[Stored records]
------------------------------

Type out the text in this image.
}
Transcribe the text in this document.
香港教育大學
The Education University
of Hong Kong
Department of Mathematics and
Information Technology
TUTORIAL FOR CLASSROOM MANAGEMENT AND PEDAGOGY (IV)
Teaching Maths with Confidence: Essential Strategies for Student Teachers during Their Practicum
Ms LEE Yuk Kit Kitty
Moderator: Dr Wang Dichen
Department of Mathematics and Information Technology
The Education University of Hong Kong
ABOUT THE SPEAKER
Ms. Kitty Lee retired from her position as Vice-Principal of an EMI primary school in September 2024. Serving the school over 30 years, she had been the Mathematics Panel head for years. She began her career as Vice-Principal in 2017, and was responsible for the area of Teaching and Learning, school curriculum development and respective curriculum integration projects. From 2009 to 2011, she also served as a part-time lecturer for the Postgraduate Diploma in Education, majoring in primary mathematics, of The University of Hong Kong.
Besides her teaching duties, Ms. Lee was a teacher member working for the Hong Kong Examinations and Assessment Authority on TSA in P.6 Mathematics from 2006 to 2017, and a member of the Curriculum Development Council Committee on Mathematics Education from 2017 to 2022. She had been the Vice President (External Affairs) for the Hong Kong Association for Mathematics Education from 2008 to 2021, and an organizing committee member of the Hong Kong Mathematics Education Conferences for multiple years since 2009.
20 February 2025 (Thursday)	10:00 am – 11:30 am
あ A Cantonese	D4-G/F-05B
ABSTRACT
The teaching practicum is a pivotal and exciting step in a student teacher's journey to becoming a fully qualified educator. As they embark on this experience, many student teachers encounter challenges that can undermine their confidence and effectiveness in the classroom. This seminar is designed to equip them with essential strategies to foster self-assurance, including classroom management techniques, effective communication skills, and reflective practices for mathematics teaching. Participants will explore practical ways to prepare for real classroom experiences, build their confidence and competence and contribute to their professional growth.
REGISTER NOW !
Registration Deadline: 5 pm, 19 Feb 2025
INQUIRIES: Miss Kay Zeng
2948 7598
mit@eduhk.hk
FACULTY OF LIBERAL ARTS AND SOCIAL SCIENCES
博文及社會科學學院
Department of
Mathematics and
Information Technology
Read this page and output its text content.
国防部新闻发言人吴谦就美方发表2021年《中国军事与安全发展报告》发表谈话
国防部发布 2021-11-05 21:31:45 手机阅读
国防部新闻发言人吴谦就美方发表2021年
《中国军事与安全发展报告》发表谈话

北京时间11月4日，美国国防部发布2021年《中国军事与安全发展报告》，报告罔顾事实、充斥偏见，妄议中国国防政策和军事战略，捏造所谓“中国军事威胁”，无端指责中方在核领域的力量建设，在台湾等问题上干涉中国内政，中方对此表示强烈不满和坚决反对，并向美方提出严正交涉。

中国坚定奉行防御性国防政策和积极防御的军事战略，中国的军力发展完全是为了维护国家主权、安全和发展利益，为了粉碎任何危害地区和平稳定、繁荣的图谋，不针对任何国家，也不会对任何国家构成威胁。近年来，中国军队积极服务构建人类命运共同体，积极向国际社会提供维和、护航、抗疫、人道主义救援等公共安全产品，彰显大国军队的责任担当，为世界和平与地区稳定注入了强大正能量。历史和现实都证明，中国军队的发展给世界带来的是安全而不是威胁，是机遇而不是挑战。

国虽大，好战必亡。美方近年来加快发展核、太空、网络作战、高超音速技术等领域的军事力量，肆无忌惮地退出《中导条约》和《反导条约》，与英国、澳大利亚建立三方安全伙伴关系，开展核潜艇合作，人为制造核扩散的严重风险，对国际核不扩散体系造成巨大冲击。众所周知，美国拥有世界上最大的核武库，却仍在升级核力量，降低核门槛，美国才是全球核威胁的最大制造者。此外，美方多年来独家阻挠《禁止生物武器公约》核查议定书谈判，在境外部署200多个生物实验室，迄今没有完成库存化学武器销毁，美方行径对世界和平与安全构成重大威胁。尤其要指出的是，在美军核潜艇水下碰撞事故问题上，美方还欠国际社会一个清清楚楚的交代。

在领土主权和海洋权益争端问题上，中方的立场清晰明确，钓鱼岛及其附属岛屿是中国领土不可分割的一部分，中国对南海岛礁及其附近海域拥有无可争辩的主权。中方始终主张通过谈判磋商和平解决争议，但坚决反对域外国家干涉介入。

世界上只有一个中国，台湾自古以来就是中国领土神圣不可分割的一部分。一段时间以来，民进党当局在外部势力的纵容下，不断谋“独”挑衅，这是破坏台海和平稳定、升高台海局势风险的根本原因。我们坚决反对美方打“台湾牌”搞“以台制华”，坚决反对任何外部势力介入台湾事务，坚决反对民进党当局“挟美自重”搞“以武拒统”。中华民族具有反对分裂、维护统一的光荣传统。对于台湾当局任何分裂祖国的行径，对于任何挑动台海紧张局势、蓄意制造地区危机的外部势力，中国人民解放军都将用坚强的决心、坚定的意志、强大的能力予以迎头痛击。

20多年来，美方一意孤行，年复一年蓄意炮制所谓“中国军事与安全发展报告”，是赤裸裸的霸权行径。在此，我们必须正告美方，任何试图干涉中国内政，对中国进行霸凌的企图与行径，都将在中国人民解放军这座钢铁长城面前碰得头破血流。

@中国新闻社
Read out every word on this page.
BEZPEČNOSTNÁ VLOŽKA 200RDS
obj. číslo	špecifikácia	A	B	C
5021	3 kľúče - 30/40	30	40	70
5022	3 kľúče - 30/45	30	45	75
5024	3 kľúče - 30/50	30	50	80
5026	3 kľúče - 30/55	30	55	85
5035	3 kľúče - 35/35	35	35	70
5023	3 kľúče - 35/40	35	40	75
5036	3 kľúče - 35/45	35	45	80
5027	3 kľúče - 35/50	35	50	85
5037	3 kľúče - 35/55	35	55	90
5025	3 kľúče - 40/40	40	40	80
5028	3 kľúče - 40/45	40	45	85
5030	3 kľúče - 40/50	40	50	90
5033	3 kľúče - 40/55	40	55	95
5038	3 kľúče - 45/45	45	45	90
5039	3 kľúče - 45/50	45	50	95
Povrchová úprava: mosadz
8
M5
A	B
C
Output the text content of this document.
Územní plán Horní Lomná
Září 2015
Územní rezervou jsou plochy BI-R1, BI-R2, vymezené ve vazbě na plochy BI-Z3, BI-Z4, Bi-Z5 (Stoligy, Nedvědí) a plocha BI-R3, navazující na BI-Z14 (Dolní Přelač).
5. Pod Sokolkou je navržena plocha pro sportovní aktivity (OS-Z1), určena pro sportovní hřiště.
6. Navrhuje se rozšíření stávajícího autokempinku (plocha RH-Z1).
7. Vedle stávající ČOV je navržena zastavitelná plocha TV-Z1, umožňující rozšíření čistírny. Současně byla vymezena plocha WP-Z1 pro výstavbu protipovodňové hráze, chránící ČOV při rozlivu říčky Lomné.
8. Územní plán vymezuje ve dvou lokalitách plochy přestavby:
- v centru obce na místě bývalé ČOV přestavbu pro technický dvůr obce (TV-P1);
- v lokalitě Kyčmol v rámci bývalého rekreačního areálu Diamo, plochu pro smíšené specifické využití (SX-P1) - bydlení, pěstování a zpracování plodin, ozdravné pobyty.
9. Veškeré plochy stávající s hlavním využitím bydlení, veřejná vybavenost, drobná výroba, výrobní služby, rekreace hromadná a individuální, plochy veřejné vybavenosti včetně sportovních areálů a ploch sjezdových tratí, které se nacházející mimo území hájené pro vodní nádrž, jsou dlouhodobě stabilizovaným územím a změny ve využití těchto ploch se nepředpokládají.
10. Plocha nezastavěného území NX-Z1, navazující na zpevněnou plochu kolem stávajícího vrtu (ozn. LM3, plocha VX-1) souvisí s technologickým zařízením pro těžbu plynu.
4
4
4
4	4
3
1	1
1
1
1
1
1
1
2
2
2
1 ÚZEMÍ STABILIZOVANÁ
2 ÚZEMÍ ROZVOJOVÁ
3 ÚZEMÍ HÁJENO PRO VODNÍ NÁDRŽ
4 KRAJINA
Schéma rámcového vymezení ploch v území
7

------------------------------

Review the preceding data and report every line that includes the string "plocha".

▸ Complete answer:
Územní rezervou jsou plochy BI-R1, BI-R2, vymezené ve vazbě na plochy BI-Z3, BI-Z4, Bi-Z5 (Stoligy, Nedvědí) a plocha BI-R3, navazující na BI-Z14 (Dolní Přelač).
5. Pod Sokolkou je navržena plocha pro sportovní aktivity (OS-Z1), určena pro sportovní hřiště.
6. Navrhuje se rozšíření stávajícího autokempinku (plocha RH-Z1).
7. Vedle stávající ČOV je navržena zastavitelná plocha TV-Z1, umožňující rozšíření čistírny. Současně byla vymezena plocha WP-Z1 pro výstavbu protipovodňové hráze, chránící ČOV při rozlivu říčky Lomné.
10. Plocha nezastavěného území NX-Z1, navazující na zpevněnou plochu kolem stávajícího vrtu (ozn. LM3, plocha VX-1) souvisí s technologickým zařízením pro těžbu plynu.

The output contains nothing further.